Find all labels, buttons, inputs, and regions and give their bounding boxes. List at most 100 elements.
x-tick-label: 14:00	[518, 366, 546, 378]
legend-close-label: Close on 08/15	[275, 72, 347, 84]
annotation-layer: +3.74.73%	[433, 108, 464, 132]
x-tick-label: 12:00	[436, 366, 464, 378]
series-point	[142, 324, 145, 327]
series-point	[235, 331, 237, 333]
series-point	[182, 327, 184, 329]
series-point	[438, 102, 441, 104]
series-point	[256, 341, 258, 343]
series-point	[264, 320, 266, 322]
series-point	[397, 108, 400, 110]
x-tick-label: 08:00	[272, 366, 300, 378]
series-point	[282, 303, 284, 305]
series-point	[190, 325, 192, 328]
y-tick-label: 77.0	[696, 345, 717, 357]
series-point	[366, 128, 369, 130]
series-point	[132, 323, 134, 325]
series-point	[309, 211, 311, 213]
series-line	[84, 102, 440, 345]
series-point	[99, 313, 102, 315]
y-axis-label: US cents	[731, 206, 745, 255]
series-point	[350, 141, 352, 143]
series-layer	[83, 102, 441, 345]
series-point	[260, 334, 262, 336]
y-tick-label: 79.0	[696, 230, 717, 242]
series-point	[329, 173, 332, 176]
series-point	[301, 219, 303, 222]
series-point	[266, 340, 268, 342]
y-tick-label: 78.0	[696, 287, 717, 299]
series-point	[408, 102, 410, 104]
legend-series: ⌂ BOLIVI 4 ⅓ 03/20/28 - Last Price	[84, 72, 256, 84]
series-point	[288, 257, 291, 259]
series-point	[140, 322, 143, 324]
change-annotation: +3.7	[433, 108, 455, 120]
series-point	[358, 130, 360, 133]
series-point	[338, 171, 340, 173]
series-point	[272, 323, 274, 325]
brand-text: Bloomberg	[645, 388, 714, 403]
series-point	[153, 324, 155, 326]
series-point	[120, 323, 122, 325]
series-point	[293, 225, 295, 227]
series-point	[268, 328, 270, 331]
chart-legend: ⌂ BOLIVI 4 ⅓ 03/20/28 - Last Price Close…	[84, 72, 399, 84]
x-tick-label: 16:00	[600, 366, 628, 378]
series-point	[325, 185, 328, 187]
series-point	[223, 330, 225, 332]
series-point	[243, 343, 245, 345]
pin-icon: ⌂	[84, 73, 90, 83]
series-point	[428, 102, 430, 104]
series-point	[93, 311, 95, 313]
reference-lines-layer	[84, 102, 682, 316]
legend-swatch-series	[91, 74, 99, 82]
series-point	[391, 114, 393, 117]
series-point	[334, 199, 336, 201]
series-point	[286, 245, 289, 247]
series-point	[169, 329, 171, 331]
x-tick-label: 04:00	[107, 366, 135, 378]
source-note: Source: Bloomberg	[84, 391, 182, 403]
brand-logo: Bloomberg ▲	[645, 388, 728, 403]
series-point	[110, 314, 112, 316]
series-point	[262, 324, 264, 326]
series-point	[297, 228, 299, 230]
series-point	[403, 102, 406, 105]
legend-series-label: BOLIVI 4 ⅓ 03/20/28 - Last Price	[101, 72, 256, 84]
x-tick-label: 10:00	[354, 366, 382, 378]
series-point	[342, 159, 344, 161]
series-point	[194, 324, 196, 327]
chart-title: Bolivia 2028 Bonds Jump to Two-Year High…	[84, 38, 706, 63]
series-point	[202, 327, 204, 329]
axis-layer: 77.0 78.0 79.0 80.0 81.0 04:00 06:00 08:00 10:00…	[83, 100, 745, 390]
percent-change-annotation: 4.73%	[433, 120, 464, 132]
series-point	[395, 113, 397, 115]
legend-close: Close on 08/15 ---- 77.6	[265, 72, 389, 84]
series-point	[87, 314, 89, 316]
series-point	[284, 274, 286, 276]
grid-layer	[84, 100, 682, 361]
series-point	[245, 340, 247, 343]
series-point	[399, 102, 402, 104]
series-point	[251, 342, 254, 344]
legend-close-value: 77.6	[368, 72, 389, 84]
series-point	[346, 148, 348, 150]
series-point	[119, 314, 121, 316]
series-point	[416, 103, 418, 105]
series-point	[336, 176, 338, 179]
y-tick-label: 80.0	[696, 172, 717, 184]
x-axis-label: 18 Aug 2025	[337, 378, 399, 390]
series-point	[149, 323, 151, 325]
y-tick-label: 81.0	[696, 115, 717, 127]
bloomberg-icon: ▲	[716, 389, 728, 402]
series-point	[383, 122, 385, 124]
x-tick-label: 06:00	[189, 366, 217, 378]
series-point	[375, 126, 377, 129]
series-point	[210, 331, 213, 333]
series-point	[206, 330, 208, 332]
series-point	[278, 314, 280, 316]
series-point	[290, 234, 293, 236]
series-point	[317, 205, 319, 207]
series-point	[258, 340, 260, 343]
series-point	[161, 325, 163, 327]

○ ○ ○

Reproduce the listing with every "series-point" swapped for "data-point", keeping all other text the same.

Find all labels, buttons, inputs, and regions and give their bounding boxes. List at most 100 elements.
x-tick-label: 14:00	[518, 366, 546, 378]
legend-close-label: Close on 08/15	[275, 72, 347, 84]
annotation-layer: +3.74.73%	[433, 108, 464, 132]
x-tick-label: 12:00	[436, 366, 464, 378]
data-point	[142, 324, 145, 327]
data-point	[235, 331, 237, 333]
data-point	[182, 327, 184, 329]
data-point	[438, 102, 441, 104]
data-point	[256, 341, 258, 343]
data-point	[264, 320, 266, 322]
data-point	[397, 108, 400, 110]
x-tick-label: 08:00	[272, 366, 300, 378]
data-point	[282, 303, 284, 305]
data-point	[190, 325, 192, 328]
y-tick-label: 77.0	[696, 345, 717, 357]
data-point	[366, 128, 369, 130]
data-point	[132, 323, 134, 325]
data-point	[309, 211, 311, 213]
series-line	[84, 102, 440, 345]
data-point	[99, 313, 102, 315]
y-axis-label: US cents	[731, 206, 745, 255]
data-point	[350, 141, 352, 143]
series-layer	[83, 102, 441, 345]
data-point	[260, 334, 262, 336]
y-tick-label: 79.0	[696, 230, 717, 242]
data-point	[329, 173, 332, 176]
data-point	[301, 219, 303, 222]
data-point	[266, 340, 268, 342]
y-tick-label: 78.0	[696, 287, 717, 299]
data-point	[408, 102, 410, 104]
legend-series: ⌂ BOLIVI 4 ⅓ 03/20/28 - Last Price	[84, 72, 256, 84]
data-point	[288, 257, 291, 259]
data-point	[140, 322, 143, 324]
change-annotation: +3.7	[433, 108, 455, 120]
data-point	[358, 130, 360, 133]
data-point	[338, 171, 340, 173]
data-point	[272, 323, 274, 325]
brand-text: Bloomberg	[645, 388, 714, 403]
data-point	[153, 324, 155, 326]
data-point	[120, 323, 122, 325]
data-point	[293, 225, 295, 227]
data-point	[268, 328, 270, 331]
chart-legend: ⌂ BOLIVI 4 ⅓ 03/20/28 - Last Price Close…	[84, 72, 399, 84]
x-tick-label: 16:00	[600, 366, 628, 378]
data-point	[325, 185, 328, 187]
data-point	[223, 330, 225, 332]
data-point	[243, 343, 245, 345]
pin-icon: ⌂	[84, 73, 90, 83]
data-point	[428, 102, 430, 104]
data-point	[93, 311, 95, 313]
reference-lines-layer	[84, 102, 682, 316]
legend-swatch-series	[91, 74, 99, 82]
data-point	[391, 114, 393, 117]
data-point	[334, 199, 336, 201]
data-point	[286, 245, 289, 247]
data-point	[169, 329, 171, 331]
x-tick-label: 04:00	[107, 366, 135, 378]
source-note: Source: Bloomberg	[84, 391, 182, 403]
brand-logo: Bloomberg ▲	[645, 388, 728, 403]
data-point	[110, 314, 112, 316]
data-point	[262, 324, 264, 326]
data-point	[297, 228, 299, 230]
data-point	[403, 102, 406, 105]
legend-series-label: BOLIVI 4 ⅓ 03/20/28 - Last Price	[101, 72, 256, 84]
x-tick-label: 10:00	[354, 366, 382, 378]
data-point	[342, 159, 344, 161]
data-point	[194, 324, 196, 327]
chart-title: Bolivia 2028 Bonds Jump to Two-Year High…	[84, 38, 706, 63]
data-point	[202, 327, 204, 329]
axis-layer: 77.0 78.0 79.0 80.0 81.0 04:00 06:00 08:00 10:00…	[83, 100, 745, 390]
percent-change-annotation: 4.73%	[433, 120, 464, 132]
data-point	[395, 113, 397, 115]
legend-close: Close on 08/15 ---- 77.6	[265, 72, 389, 84]
data-point	[87, 314, 89, 316]
data-point	[284, 274, 286, 276]
grid-layer	[84, 100, 682, 361]
data-point	[245, 340, 247, 343]
data-point	[399, 102, 402, 104]
data-point	[251, 342, 254, 344]
legend-close-value: 77.6	[368, 72, 389, 84]
data-point	[346, 148, 348, 150]
data-point	[119, 314, 121, 316]
data-point	[416, 103, 418, 105]
data-point	[336, 176, 338, 179]
y-tick-label: 80.0	[696, 172, 717, 184]
x-axis-label: 18 Aug 2025	[337, 378, 399, 390]
data-point	[149, 323, 151, 325]
y-tick-label: 81.0	[696, 115, 717, 127]
bloomberg-icon: ▲	[716, 389, 728, 402]
data-point	[383, 122, 385, 124]
x-tick-label: 06:00	[189, 366, 217, 378]
data-point	[375, 126, 377, 129]
data-point	[210, 331, 213, 333]
data-point	[206, 330, 208, 332]
data-point	[278, 314, 280, 316]
data-point	[290, 234, 293, 236]
data-point	[317, 205, 319, 207]
data-point	[258, 340, 260, 343]
data-point	[161, 325, 163, 327]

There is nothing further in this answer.